• **OBJECTIVE**:
From the entries below, please gather each line containing the string "happen".

────────────────

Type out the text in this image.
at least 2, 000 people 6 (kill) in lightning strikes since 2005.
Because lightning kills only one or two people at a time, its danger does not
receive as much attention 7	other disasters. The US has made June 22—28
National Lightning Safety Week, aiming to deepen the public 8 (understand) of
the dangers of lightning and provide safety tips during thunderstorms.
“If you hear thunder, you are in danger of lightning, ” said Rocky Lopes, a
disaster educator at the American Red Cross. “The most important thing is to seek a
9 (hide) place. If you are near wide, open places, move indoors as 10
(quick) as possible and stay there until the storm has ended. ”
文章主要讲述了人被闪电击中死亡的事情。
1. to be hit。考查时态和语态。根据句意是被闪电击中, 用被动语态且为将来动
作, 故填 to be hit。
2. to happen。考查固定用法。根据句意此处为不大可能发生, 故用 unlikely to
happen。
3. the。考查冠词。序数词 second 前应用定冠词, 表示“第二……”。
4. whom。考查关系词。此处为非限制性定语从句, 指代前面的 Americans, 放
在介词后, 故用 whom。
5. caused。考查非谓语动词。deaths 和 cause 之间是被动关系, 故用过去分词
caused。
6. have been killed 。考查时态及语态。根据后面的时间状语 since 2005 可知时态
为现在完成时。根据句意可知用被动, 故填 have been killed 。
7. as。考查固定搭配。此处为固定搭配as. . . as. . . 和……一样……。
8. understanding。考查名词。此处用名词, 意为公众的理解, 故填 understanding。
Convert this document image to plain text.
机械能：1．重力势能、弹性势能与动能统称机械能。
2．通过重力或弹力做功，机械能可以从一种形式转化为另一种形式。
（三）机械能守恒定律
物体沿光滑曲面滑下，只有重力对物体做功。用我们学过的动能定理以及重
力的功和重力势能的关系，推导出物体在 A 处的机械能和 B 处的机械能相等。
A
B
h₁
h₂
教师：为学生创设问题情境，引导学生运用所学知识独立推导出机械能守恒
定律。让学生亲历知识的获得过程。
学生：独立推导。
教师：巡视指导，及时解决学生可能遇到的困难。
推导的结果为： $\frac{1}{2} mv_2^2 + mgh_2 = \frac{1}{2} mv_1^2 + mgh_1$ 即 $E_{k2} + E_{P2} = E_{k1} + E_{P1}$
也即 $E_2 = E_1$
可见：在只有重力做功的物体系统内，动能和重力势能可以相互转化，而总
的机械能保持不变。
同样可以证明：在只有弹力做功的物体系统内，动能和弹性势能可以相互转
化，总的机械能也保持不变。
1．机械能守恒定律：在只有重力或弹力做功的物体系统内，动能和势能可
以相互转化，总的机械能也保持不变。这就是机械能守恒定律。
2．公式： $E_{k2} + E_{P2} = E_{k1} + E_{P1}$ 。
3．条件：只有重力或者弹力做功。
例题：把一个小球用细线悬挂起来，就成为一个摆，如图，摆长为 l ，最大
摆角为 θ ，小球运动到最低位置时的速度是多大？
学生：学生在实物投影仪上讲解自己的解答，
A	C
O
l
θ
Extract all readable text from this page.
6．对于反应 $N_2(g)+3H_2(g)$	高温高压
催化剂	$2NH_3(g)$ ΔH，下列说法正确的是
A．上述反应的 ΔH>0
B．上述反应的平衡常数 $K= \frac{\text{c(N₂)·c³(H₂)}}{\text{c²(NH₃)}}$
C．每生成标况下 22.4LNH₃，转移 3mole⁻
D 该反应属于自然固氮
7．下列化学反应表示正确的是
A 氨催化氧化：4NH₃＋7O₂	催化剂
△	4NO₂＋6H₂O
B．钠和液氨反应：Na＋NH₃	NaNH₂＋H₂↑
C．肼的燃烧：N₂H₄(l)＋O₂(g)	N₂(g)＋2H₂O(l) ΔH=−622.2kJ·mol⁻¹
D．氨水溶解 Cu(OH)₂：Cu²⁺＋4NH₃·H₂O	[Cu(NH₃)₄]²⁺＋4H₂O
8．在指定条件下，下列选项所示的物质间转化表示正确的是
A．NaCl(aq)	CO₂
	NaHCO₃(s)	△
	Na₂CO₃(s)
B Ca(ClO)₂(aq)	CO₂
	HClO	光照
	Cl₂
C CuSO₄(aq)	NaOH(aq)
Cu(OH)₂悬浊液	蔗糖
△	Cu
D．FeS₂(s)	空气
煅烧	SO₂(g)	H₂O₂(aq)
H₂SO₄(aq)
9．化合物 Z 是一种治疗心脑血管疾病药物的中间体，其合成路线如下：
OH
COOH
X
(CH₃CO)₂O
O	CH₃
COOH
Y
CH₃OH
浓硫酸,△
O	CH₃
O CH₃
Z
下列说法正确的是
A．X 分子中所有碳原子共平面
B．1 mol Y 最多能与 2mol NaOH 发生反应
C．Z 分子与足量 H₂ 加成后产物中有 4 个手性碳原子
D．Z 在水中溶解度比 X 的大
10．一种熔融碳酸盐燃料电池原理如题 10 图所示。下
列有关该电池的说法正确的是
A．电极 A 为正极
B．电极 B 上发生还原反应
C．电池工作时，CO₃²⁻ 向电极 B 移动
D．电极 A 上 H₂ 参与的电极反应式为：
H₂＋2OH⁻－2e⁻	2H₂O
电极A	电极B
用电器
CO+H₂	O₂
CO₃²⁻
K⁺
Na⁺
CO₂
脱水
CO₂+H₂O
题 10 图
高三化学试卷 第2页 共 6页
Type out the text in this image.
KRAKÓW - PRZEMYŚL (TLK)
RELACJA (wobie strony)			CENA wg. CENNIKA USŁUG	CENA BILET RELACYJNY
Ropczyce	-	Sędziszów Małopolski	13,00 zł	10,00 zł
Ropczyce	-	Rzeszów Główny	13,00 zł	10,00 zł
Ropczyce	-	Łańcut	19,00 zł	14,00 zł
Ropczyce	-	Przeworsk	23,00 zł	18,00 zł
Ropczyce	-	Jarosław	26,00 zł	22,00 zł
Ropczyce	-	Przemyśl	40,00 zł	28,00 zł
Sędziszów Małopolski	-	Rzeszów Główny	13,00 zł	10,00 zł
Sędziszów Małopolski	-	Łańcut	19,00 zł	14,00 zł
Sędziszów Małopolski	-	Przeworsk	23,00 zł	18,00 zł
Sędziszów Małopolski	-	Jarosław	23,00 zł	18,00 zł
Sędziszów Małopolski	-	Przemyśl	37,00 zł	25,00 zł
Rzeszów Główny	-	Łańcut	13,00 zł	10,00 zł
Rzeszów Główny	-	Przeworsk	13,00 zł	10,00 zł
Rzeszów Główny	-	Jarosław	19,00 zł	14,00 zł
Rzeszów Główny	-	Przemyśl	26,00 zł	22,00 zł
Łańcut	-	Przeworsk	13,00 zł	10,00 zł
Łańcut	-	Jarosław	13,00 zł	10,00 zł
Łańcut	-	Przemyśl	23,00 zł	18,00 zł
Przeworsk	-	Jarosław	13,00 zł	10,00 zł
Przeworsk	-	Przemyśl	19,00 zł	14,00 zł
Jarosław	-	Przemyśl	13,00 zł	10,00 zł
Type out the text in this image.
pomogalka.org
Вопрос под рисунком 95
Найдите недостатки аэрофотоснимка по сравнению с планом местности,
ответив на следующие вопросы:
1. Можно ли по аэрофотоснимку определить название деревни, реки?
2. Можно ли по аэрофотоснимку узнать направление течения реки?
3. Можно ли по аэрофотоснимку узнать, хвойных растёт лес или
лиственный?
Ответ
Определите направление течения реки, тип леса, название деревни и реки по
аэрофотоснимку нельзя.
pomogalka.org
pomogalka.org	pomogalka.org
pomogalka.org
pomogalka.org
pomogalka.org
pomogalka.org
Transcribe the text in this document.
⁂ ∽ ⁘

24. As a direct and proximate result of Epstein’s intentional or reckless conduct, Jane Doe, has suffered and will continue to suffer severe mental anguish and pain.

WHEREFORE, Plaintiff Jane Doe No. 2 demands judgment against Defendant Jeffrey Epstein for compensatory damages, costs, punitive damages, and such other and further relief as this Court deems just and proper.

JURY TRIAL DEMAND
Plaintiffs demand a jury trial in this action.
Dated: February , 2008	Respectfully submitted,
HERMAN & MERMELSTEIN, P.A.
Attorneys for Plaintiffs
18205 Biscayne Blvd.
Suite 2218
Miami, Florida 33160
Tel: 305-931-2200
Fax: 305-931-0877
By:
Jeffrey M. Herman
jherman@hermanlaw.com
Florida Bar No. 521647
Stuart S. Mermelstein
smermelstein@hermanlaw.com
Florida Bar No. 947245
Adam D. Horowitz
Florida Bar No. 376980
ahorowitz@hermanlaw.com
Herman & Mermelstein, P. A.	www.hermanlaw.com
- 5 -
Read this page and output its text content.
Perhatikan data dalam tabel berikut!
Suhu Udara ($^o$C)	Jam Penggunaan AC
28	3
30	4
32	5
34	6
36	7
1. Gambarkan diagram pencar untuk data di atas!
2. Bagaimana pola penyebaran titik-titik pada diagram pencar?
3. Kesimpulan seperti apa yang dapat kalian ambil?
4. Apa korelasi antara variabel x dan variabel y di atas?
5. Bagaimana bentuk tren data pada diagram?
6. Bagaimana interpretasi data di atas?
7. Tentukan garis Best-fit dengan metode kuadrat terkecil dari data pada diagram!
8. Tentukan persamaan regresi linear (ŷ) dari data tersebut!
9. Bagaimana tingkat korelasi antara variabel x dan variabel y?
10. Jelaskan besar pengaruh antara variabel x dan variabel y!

────────────────

• **CORRECT ANSWER**:
2. to happen。考查固定用法。根据句意此处为不大可能发生, 故用 unlikely to
happen。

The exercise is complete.